> [Given task] Retype each line of the material exactly, please, skipping any picture in it.

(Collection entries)
════════════════════

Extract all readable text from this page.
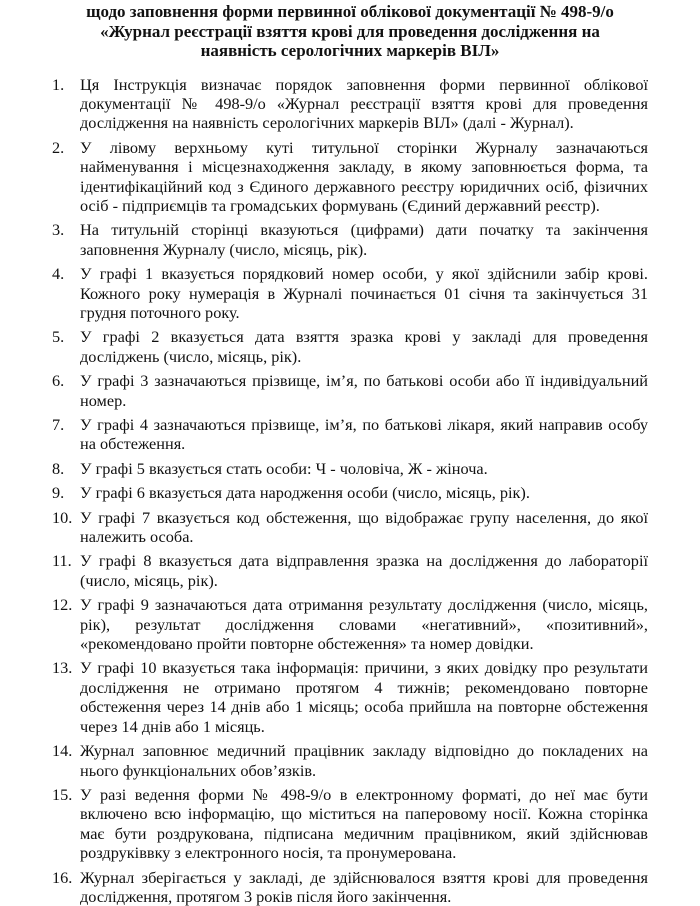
щодо заповнення форми первинної облікової документації № 498-9/о «Журнал реєстрації взяття крові для проведення дослідження на наявність серологічних маркерів ВІЛ»
1. Ця Інструкція визначає порядок заповнення форми первинної облікової документації № 498-9/о «Журнал реєстрації взяття крові для проведення дослідження на наявність серологічних маркерів ВІЛ» (далі - Журнал).
2. У лівому верхньому куті титульної сторінки Журналу зазначаються найменування і місцезнаходження закладу, в якому заповнюється форма, та ідентифікаційний код з Єдиного державного реєстру юридичних осіб, фізичних осіб - підприємців та громадських формувань (Єдиний державний реєстр).
3. На титульній сторінці вказуються (цифрами) дати початку та закінчення заповнення Журналу (число, місяць, рік).
4. У графі 1 вказується порядковий номер особи, у якої здійснили забір крові. Кожного року нумерація в Журналі починається 01 січня та закінчується 31 грудня поточного року.
5. У графі 2 вказується дата взяття зразка крові у закладі для проведення досліджень (число, місяць, рік).
6. У графі 3 зазначаються прізвище, ім’я, по батькові особи або її індивідуальний номер.
7. У графі 4 зазначаються прізвище, ім’я, по батькові лікаря, який направив особу на обстеження.
8. У графі 5 вказується стать особи: Ч - чоловіча, Ж - жіноча.
9. У графі 6 вказується дата народження особи (число, місяць, рік).
10. У графі 7 вказується код обстеження, що відображає групу населення, до якої належить особа.
11. У графі 8 вказується дата відправлення зразка на дослідження до лабораторії (число, місяць, рік).
12. У графі 9 зазначаються дата отримання результату дослідження (число, місяць, рік), результат дослідження словами «негативний», «позитивний», «рекомендовано пройти повторне обстеження» та номер довідки.
13. У графі 10 вказується така інформація: причини, з яких довідку про результати дослідження не отримано протягом 4 тижнів; рекомендовано повторне обстеження через 14 днів або 1 місяць; особа прийшла на повторне обстеження через 14 днів або 1 місяць.
14. Журнал заповнює медичний працівник закладу відповідно до покладених на нього функціональних обов’язків.
15. У разі ведення форми № 498-9/о в електронному форматі, до неї має бути включено всю інформацію, що міститься на паперовому носії. Кожна сторінка має бути роздрукована, підписана медичним працівником, який здійснював роздруківвку з електронного носія, та пронумерована.
16. Журнал зберігається у закладі, де здійснювалося взяття крові для проведення дослідження, протягом 3 років після його закінчення.
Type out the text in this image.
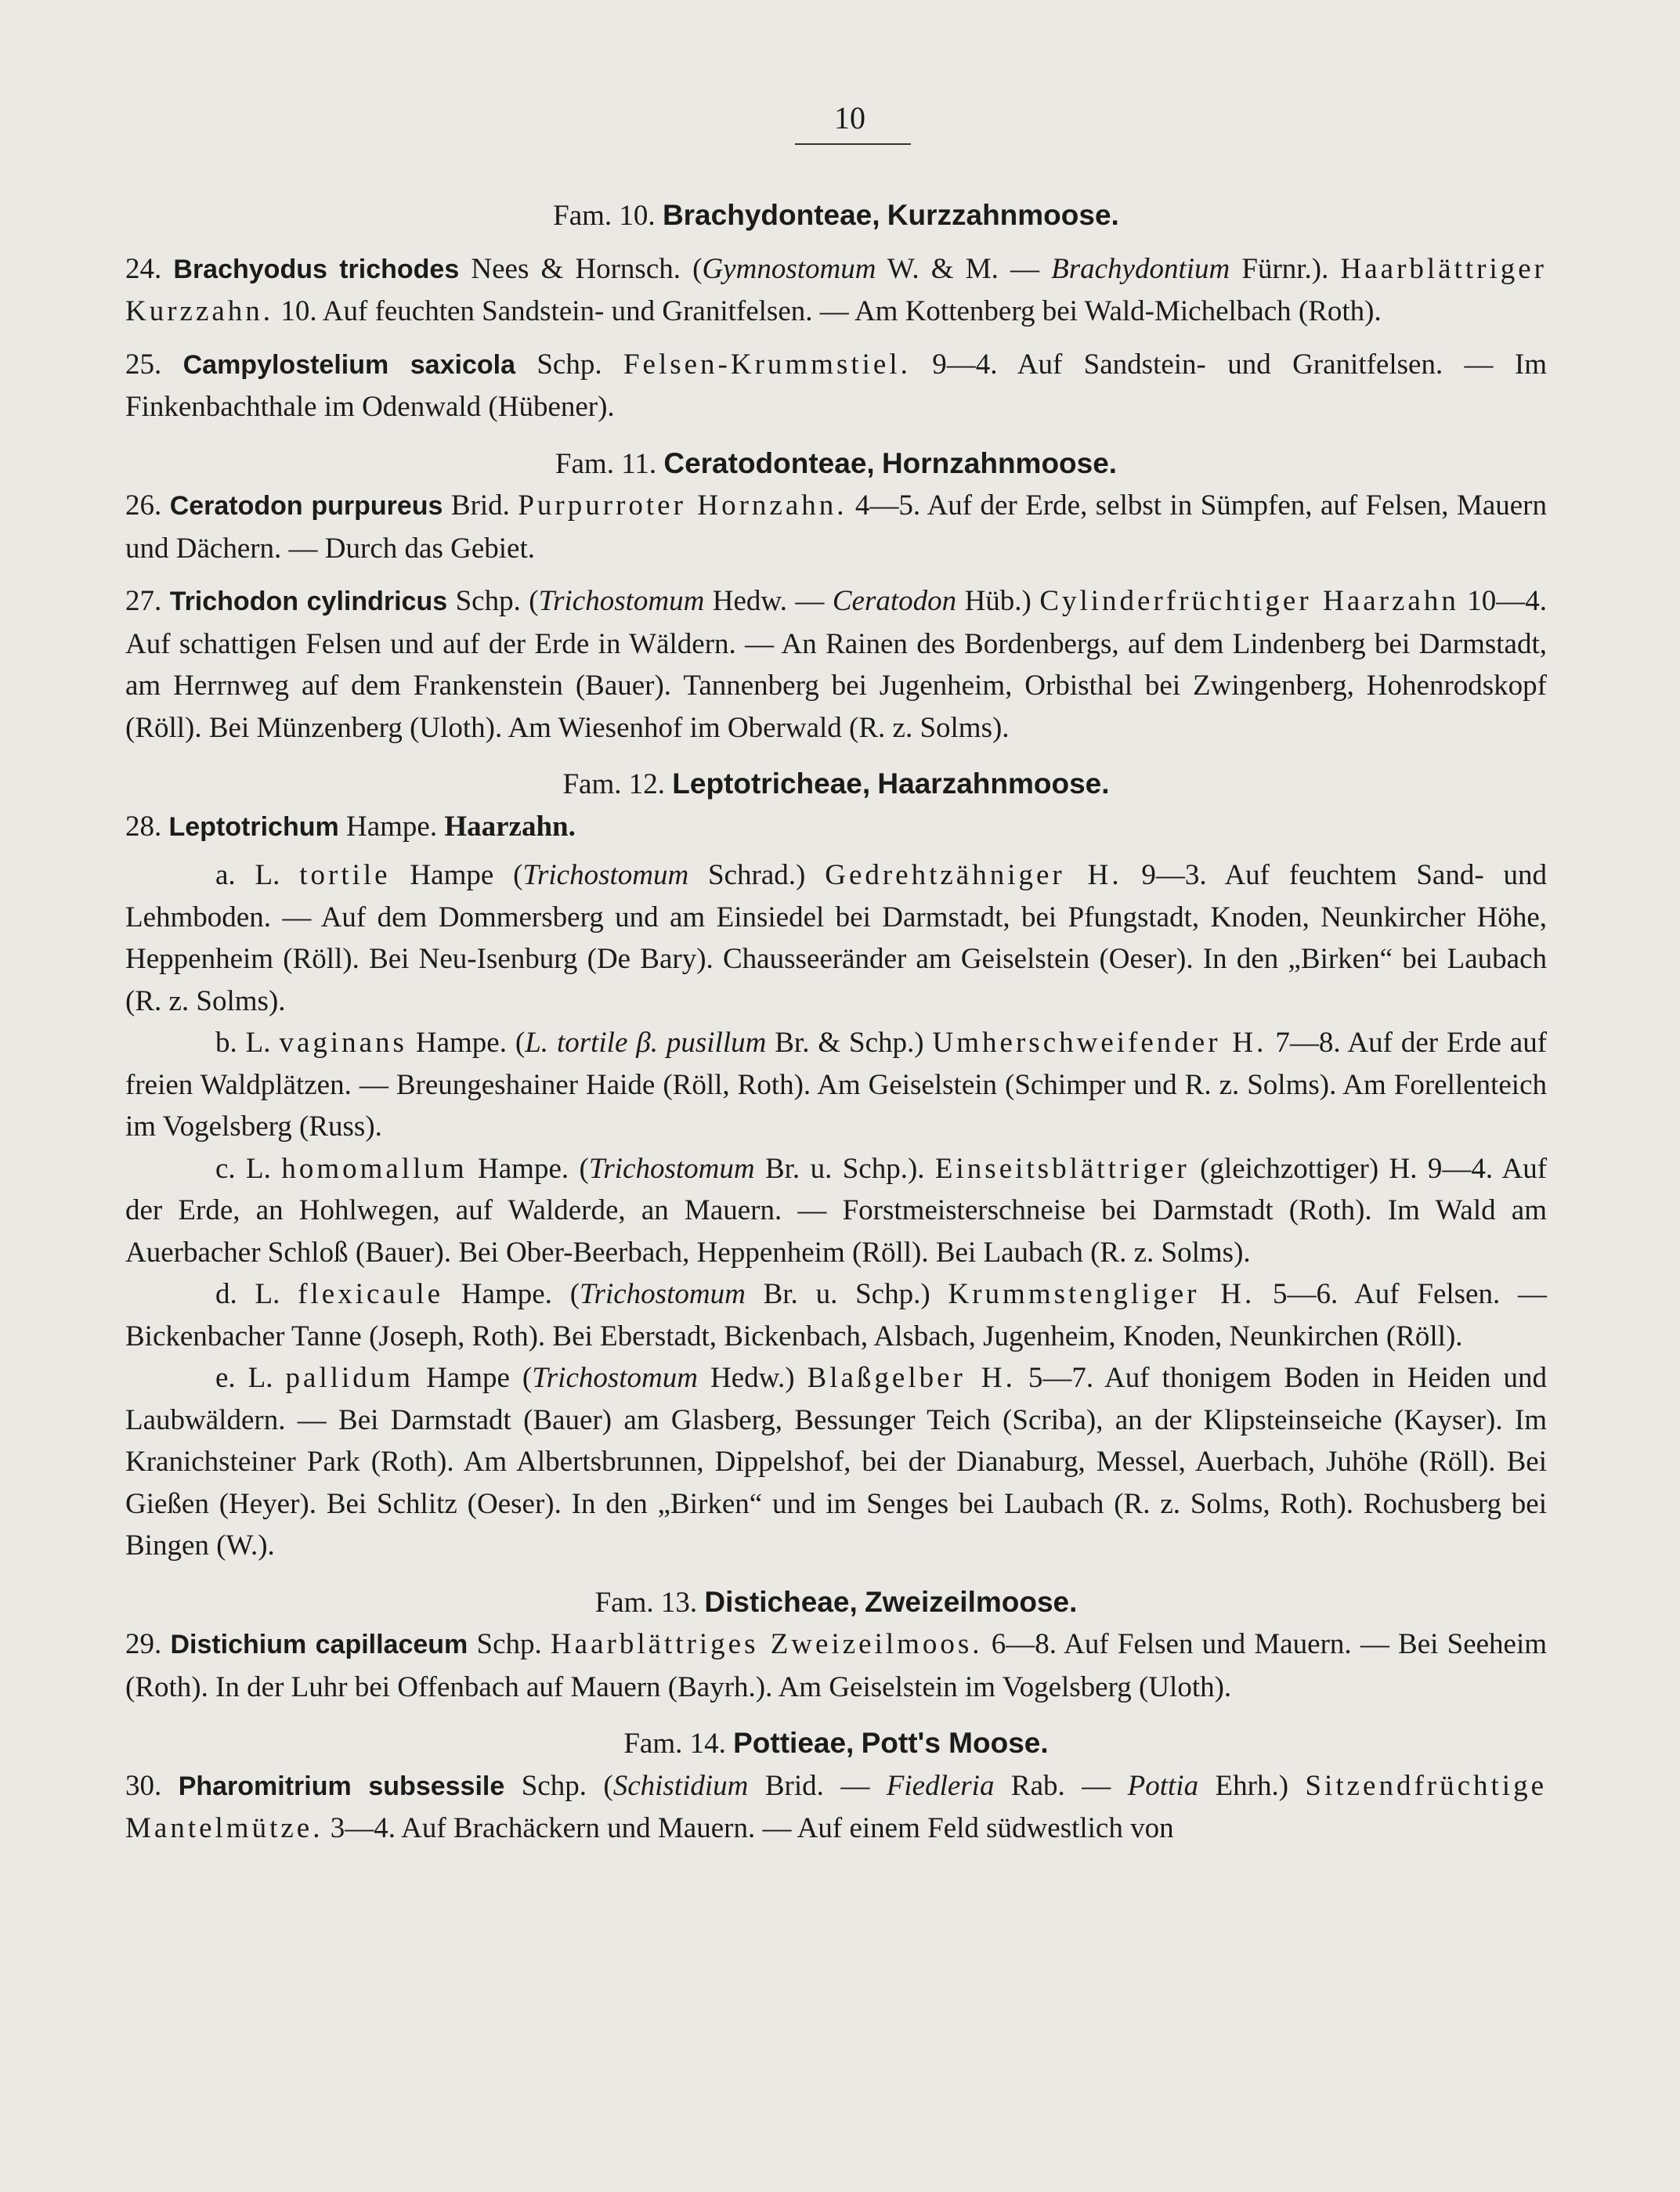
10

Fam. 10. Brachydonteae, Kurzzahnmoose.

24. Brachyodus trichodes Nees & Hornsch. (Gymnostomum W. & M. — Brachydontium Fürnr.). Haarblättriger Kurzzahn. 10. Auf feuchten Sandstein- und Granitfelsen. — Am Kottenberg bei Wald-Michelbach (Roth).

25. Campylostelium saxicola Schp. Felsen-Krummstiel. 9—4. Auf Sandstein- und Granitfelsen. — Im Finkenbachthale im Odenwald (Hübener).

Fam. 11. Ceratodonteae, Hornzahnmoose.

26. Ceratodon purpureus Brid. Purpurroter Hornzahn. 4—5. Auf der Erde, selbst in Sümpfen, auf Felsen, Mauern und Dächern. — Durch das Gebiet.

27. Trichodon cylindricus Schp. (Trichostomum Hedw. — Ceratodon Hüb.) Cylinderfrüchtiger Haarzahn 10—4. Auf schattigen Felsen und auf der Erde in Wäldern. — An Rainen des Bordenbergs, auf dem Lindenberg bei Darmstadt, am Herrnweg auf dem Frankenstein (Bauer). Tannenberg bei Jugenheim, Orbisthal bei Zwingenberg, Hohenrodskopf (Röll). Bei Münzenberg (Uloth). Am Wiesenhof im Oberwald (R. z. Solms).

Fam. 12. Leptotricheae, Haarzahnmoose.

28. Leptotrichum Hampe. Haarzahn.

a. L. tortile Hampe (Trichostomum Schrad.) Gedrehtzähniger H. 9—3. Auf feuchtem Sand- und Lehmboden. — Auf dem Dommersberg und am Einsiedel bei Darmstadt, bei Pfungstadt, Knoden, Neunkircher Höhe, Heppenheim (Röll). Bei Neu-Isenburg (De Bary). Chausseeränder am Geiselstein (Oeser). In den „Birken“ bei Laubach (R. z. Solms).

b. L. vaginans Hampe. (L. tortile β. pusillum Br. & Schp.) Umherschweifender H. 7—8. Auf der Erde auf freien Waldplätzen. — Breungeshainer Haide (Röll, Roth). Am Geiselstein (Schimper und R. z. Solms). Am Forellenteich im Vogelsberg (Russ).

c. L. homomallum Hampe. (Trichostomum Br. u. Schp.). Einseitsblättriger (gleichzottiger) H. 9—4. Auf der Erde, an Hohlwegen, auf Walderde, an Mauern. — Forstmeisterschneise bei Darmstadt (Roth). Im Wald am Auerbacher Schloß (Bauer). Bei Ober-Beerbach, Heppenheim (Röll). Bei Laubach (R. z. Solms).

d. L. flexicaule Hampe. (Trichostomum Br. u. Schp.) Krummstengliger H. 5—6. Auf Felsen. — Bickenbacher Tanne (Joseph, Roth). Bei Eberstadt, Bickenbach, Alsbach, Jugenheim, Knoden, Neunkirchen (Röll).

e. L. pallidum Hampe (Trichostomum Hedw.) Blaßgelber H. 5—7. Auf thonigem Boden in Heiden und Laubwäldern. — Bei Darmstadt (Bauer) am Glasberg, Bessunger Teich (Scriba), an der Klipsteinseiche (Kayser). Im Kranichsteiner Park (Roth). Am Albertsbrunnen, Dippelshof, bei der Dianaburg, Messel, Auerbach, Juhöhe (Röll). Bei Gießen (Heyer). Bei Schlitz (Oeser). In den „Birken“ und im Senges bei Laubach (R. z. Solms, Roth). Rochusberg bei Bingen (W.).

Fam. 13. Disticheae, Zweizeilmoose.

29. Distichium capillaceum Schp. Haarblättriges Zweizeilmoos. 6—8. Auf Felsen und Mauern. — Bei Seeheim (Roth). In der Luhr bei Offenbach auf Mauern (Bayrh.). Am Geiselstein im Vogelsberg (Uloth).

Fam. 14. Pottieae, Pott's Moose.

30. Pharomitrium subsessile Schp. (Schistidium Brid. — Fiedleria Rab. — Pottia Ehrh.) Sitzendfrüchtige Mantelmütze. 3—4. Auf Brachäckern und Mauern. — Auf einem Feld südwestlich von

════════════════════

> [Answer to the exercise]
Extract all readable text from this page.
щодо заповнення форми первинної облікової документації № 498-9/о «Журнал реєстрації взяття крові для проведення дослідження на наявність серологічних маркерів ВІЛ»
1. Ця Інструкція визначає порядок заповнення форми первинної облікової документації № 498-9/о «Журнал реєстрації взяття крові для проведення дослідження на наявність серологічних маркерів ВІЛ» (далі - Журнал).
2. У лівому верхньому куті титульної сторінки Журналу зазначаються найменування і місцезнаходження закладу, в якому заповнюється форма, та ідентифікаційний код з Єдиного державного реєстру юридичних осіб, фізичних осіб - підприємців та громадських формувань (Єдиний державний реєстр).
3. На титульній сторінці вказуються (цифрами) дати початку та закінчення заповнення Журналу (число, місяць, рік).
4. У графі 1 вказується порядковий номер особи, у якої здійснили забір крові. Кожного року нумерація в Журналі починається 01 січня та закінчується 31 грудня поточного року.
5. У графі 2 вказується дата взяття зразка крові у закладі для проведення досліджень (число, місяць, рік).
6. У графі 3 зазначаються прізвище, ім’я, по батькові особи або її індивідуальний номер.
7. У графі 4 зазначаються прізвище, ім’я, по батькові лікаря, який направив особу на обстеження.
8. У графі 5 вказується стать особи: Ч - чоловіча, Ж - жіноча.
9. У графі 6 вказується дата народження особи (число, місяць, рік).
10. У графі 7 вказується код обстеження, що відображає групу населення, до якої належить особа.
11. У графі 8 вказується дата відправлення зразка на дослідження до лабораторії (число, місяць, рік).
12. У графі 9 зазначаються дата отримання результату дослідження (число, місяць, рік), результат дослідження словами «негативний», «позитивний», «рекомендовано пройти повторне обстеження» та номер довідки.
13. У графі 10 вказується така інформація: причини, з яких довідку про результати дослідження не отримано протягом 4 тижнів; рекомендовано повторне обстеження через 14 днів або 1 місяць; особа прийшла на повторне обстеження через 14 днів або 1 місяць.
14. Журнал заповнює медичний працівник закладу відповідно до покладених на нього функціональних обов’язків.
15. У разі ведення форми № 498-9/о в електронному форматі, до неї має бути включено всю інформацію, що міститься на паперовому носії. Кожна сторінка має бути роздрукована, підписана медичним працівником, який здійснював роздруківвку з електронного носія, та пронумерована.
16. Журнал зберігається у закладі, де здійснювалося взяття крові для проведення дослідження, протягом 3 років після його закінчення.
Type out the text in this image.
10

Fam. 10. Brachydonteae, Kurzzahnmoose.

24. Brachyodus trichodes Nees & Hornsch. (Gymnostomum W. & M. — Brachydontium Fürnr.). Haarblättriger Kurzzahn. 10. Auf feuchten Sandstein- und Granitfelsen. — Am Kottenberg bei Wald-Michelbach (Roth).

25. Campylostelium saxicola Schp. Felsen-Krummstiel. 9—4. Auf Sandstein- und Granitfelsen. — Im Finkenbachthale im Odenwald (Hübener).

Fam. 11. Ceratodonteae, Hornzahnmoose.

26. Ceratodon purpureus Brid. Purpurroter Hornzahn. 4—5. Auf der Erde, selbst in Sümpfen, auf Felsen, Mauern und Dächern. — Durch das Gebiet.

27. Trichodon cylindricus Schp. (Trichostomum Hedw. — Ceratodon Hüb.) Cylinderfrüchtiger Haarzahn 10—4. Auf schattigen Felsen und auf der Erde in Wäldern. — An Rainen des Bordenbergs, auf dem Lindenberg bei Darmstadt, am Herrnweg auf dem Frankenstein (Bauer). Tannenberg bei Jugenheim, Orbisthal bei Zwingenberg, Hohenrodskopf (Röll). Bei Münzenberg (Uloth). Am Wiesenhof im Oberwald (R. z. Solms).

Fam. 12. Leptotricheae, Haarzahnmoose.

28. Leptotrichum Hampe. Haarzahn.

a. L. tortile Hampe (Trichostomum Schrad.) Gedrehtzähniger H. 9—3. Auf feuchtem Sand- und Lehmboden. — Auf dem Dommersberg und am Einsiedel bei Darmstadt, bei Pfungstadt, Knoden, Neunkircher Höhe, Heppenheim (Röll). Bei Neu-Isenburg (De Bary). Chausseeränder am Geiselstein (Oeser). In den „Birken“ bei Laubach (R. z. Solms).

b. L. vaginans Hampe. (L. tortile β. pusillum Br. & Schp.) Umherschweifender H. 7—8. Auf der Erde auf freien Waldplätzen. — Breungeshainer Haide (Röll, Roth). Am Geiselstein (Schimper und R. z. Solms). Am Forellenteich im Vogelsberg (Russ).

c. L. homomallum Hampe. (Trichostomum Br. u. Schp.). Einseitsblättriger (gleichzottiger) H. 9—4. Auf der Erde, an Hohlwegen, auf Walderde, an Mauern. — Forstmeisterschneise bei Darmstadt (Roth). Im Wald am Auerbacher Schloß (Bauer). Bei Ober-Beerbach, Heppenheim (Röll). Bei Laubach (R. z. Solms).

d. L. flexicaule Hampe. (Trichostomum Br. u. Schp.) Krummstengliger H. 5—6. Auf Felsen. — Bickenbacher Tanne (Joseph, Roth). Bei Eberstadt, Bickenbach, Alsbach, Jugenheim, Knoden, Neunkirchen (Röll).

e. L. pallidum Hampe (Trichostomum Hedw.) Blaßgelber H. 5—7. Auf thonigem Boden in Heiden und Laubwäldern. — Bei Darmstadt (Bauer) am Glasberg, Bessunger Teich (Scriba), an der Klipsteinseiche (Kayser). Im Kranichsteiner Park (Roth). Am Albertsbrunnen, Dippelshof, bei der Dianaburg, Messel, Auerbach, Juhöhe (Röll). Bei Gießen (Heyer). Bei Schlitz (Oeser). In den „Birken“ und im Senges bei Laubach (R. z. Solms, Roth). Rochusberg bei Bingen (W.).

Fam. 13. Disticheae, Zweizeilmoose.

29. Distichium capillaceum Schp. Haarblättriges Zweizeilmoos. 6—8. Auf Felsen und Mauern. — Bei Seeheim (Roth). In der Luhr bei Offenbach auf Mauern (Bayrh.). Am Geiselstein im Vogelsberg (Uloth).

Fam. 14. Pottieae, Pott's Moose.

30. Pharomitrium subsessile Schp. (Schistidium Brid. — Fiedleria Rab. — Pottia Ehrh.) Sitzendfrüchtige Mantelmütze. 3—4. Auf Brachäckern und Mauern. — Auf einem Feld südwestlich von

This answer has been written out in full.